• _TO BE DONE_
Reproduce the material in full, exactly as written.

• _SUPPLIED RECORDS_
[Begin]
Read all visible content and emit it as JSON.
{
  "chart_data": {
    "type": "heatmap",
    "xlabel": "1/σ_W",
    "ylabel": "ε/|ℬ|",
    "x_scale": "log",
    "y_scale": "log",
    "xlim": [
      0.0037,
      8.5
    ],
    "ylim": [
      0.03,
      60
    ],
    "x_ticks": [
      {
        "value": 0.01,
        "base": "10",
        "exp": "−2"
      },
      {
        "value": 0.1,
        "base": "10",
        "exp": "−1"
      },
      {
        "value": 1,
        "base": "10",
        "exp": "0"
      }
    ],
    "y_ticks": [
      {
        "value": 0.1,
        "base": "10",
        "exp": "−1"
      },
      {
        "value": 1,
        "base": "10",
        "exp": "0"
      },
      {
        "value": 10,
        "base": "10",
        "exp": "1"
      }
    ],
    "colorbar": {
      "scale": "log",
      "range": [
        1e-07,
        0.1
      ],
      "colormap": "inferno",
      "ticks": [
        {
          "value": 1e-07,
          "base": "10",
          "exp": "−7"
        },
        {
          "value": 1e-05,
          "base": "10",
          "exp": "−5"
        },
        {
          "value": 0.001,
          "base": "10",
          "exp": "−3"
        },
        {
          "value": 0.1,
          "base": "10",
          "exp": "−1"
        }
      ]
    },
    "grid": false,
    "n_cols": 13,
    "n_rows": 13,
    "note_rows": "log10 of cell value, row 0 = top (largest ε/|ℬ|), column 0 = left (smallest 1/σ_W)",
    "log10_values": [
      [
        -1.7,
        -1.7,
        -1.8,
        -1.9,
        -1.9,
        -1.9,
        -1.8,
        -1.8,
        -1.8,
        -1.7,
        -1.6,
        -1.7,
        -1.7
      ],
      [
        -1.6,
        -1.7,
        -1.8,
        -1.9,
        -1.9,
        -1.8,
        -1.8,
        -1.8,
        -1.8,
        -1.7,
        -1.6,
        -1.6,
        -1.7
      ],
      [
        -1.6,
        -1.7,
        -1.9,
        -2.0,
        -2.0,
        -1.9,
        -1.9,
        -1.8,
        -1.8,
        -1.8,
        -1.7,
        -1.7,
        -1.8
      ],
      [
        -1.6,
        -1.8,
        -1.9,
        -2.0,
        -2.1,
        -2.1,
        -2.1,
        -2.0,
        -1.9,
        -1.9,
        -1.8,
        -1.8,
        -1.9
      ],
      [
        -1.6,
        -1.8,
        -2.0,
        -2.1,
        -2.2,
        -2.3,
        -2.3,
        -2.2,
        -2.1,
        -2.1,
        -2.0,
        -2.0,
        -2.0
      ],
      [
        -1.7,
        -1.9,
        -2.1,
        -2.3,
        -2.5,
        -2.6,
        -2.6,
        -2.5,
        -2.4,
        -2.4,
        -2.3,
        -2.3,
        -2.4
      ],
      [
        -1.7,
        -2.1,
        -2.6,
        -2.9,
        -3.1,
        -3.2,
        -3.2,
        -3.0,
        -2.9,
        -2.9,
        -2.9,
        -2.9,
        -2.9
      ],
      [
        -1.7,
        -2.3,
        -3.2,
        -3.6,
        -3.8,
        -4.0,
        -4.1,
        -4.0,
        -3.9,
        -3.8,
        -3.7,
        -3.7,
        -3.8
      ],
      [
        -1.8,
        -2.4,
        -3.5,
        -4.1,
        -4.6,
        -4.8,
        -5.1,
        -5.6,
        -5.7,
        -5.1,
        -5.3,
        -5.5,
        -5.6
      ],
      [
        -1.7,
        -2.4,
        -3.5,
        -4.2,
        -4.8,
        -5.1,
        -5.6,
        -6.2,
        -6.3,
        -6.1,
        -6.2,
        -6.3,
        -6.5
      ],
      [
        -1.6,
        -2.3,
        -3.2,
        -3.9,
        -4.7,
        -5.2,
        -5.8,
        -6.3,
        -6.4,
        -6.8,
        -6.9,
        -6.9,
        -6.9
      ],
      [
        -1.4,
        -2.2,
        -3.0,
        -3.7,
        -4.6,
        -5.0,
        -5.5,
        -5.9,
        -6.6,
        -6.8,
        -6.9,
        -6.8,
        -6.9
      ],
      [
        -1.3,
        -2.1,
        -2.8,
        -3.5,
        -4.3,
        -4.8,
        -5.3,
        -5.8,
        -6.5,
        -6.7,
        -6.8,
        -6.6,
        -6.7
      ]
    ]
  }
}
[End]
• _SOLVED EXERCISE_
Read all visible content and emit it as JSON.
{
  "chart_data": {
    "type": "heatmap",
    "xlabel": "1/σ_W",
    "ylabel": "ε/|ℬ|",
    "x_scale": "log",
    "y_scale": "log",
    "xlim": [
      0.0037,
      8.5
    ],
    "ylim": [
      0.03,
      60
    ],
    "x_ticks": [
      {
        "value": 0.01,
        "base": "10",
        "exp": "−2"
      },
      {
        "value": 0.1,
        "base": "10",
        "exp": "−1"
      },
      {
        "value": 1,
        "base": "10",
        "exp": "0"
      }
    ],
    "y_ticks": [
      {
        "value": 0.1,
        "base": "10",
        "exp": "−1"
      },
      {
        "value": 1,
        "base": "10",
        "exp": "0"
      },
      {
        "value": 10,
        "base": "10",
        "exp": "1"
      }
    ],
    "colorbar": {
      "scale": "log",
      "range": [
        1e-07,
        0.1
      ],
      "colormap": "inferno",
      "ticks": [
        {
          "value": 1e-07,
          "base": "10",
          "exp": "−7"
        },
        {
          "value": 1e-05,
          "base": "10",
          "exp": "−5"
        },
        {
          "value": 0.001,
          "base": "10",
          "exp": "−3"
        },
        {
          "value": 0.1,
          "base": "10",
          "exp": "−1"
        }
      ]
    },
    "grid": false,
    "n_cols": 13,
    "n_rows": 13,
    "note_rows": "log10 of cell value, row 0 = top (largest ε/|ℬ|), column 0 = left (smallest 1/σ_W)",
    "log10_values": [
      [
        -1.7,
        -1.7,
        -1.8,
        -1.9,
        -1.9,
        -1.9,
        -1.8,
        -1.8,
        -1.8,
        -1.7,
        -1.6,
        -1.7,
        -1.7
      ],
      [
        -1.6,
        -1.7,
        -1.8,
        -1.9,
        -1.9,
        -1.8,
        -1.8,
        -1.8,
        -1.8,
        -1.7,
        -1.6,
        -1.6,
        -1.7
      ],
      [
        -1.6,
        -1.7,
        -1.9,
        -2.0,
        -2.0,
        -1.9,
        -1.9,
        -1.8,
        -1.8,
        -1.8,
        -1.7,
        -1.7,
        -1.8
      ],
      [
        -1.6,
        -1.8,
        -1.9,
        -2.0,
        -2.1,
        -2.1,
        -2.1,
        -2.0,
        -1.9,
        -1.9,
        -1.8,
        -1.8,
        -1.9
      ],
      [
        -1.6,
        -1.8,
        -2.0,
        -2.1,
        -2.2,
        -2.3,
        -2.3,
        -2.2,
        -2.1,
        -2.1,
        -2.0,
        -2.0,
        -2.0
      ],
      [
        -1.7,
        -1.9,
        -2.1,
        -2.3,
        -2.5,
        -2.6,
        -2.6,
        -2.5,
        -2.4,
        -2.4,
        -2.3,
        -2.3,
        -2.4
      ],
      [
        -1.7,
        -2.1,
        -2.6,
        -2.9,
        -3.1,
        -3.2,
        -3.2,
        -3.0,
        -2.9,
        -2.9,
        -2.9,
        -2.9,
        -2.9
      ],
      [
        -1.7,
        -2.3,
        -3.2,
        -3.6,
        -3.8,
        -4.0,
        -4.1,
        -4.0,
        -3.9,
        -3.8,
        -3.7,
        -3.7,
        -3.8
      ],
      [
        -1.8,
        -2.4,
        -3.5,
        -4.1,
        -4.6,
        -4.8,
        -5.1,
        -5.6,
        -5.7,
        -5.1,
        -5.3,
        -5.5,
        -5.6
      ],
      [
        -1.7,
        -2.4,
        -3.5,
        -4.2,
        -4.8,
        -5.1,
        -5.6,
        -6.2,
        -6.3,
        -6.1,
        -6.2,
        -6.3,
        -6.5
      ],
      [
        -1.6,
        -2.3,
        -3.2,
        -3.9,
        -4.7,
        -5.2,
        -5.8,
        -6.3,
        -6.4,
        -6.8,
        -6.9,
        -6.9,
        -6.9
      ],
      [
        -1.4,
        -2.2,
        -3.0,
        -3.7,
        -4.6,
        -5.0,
        -5.5,
        -5.9,
        -6.6,
        -6.8,
        -6.9,
        -6.8,
        -6.9
      ],
      [
        -1.3,
        -2.1,
        -2.8,
        -3.5,
        -4.3,
        -4.8,
        -5.3,
        -5.8,
        -6.5,
        -6.7,
        -6.8,
        -6.6,
        -6.7
      ]
    ]
  }
}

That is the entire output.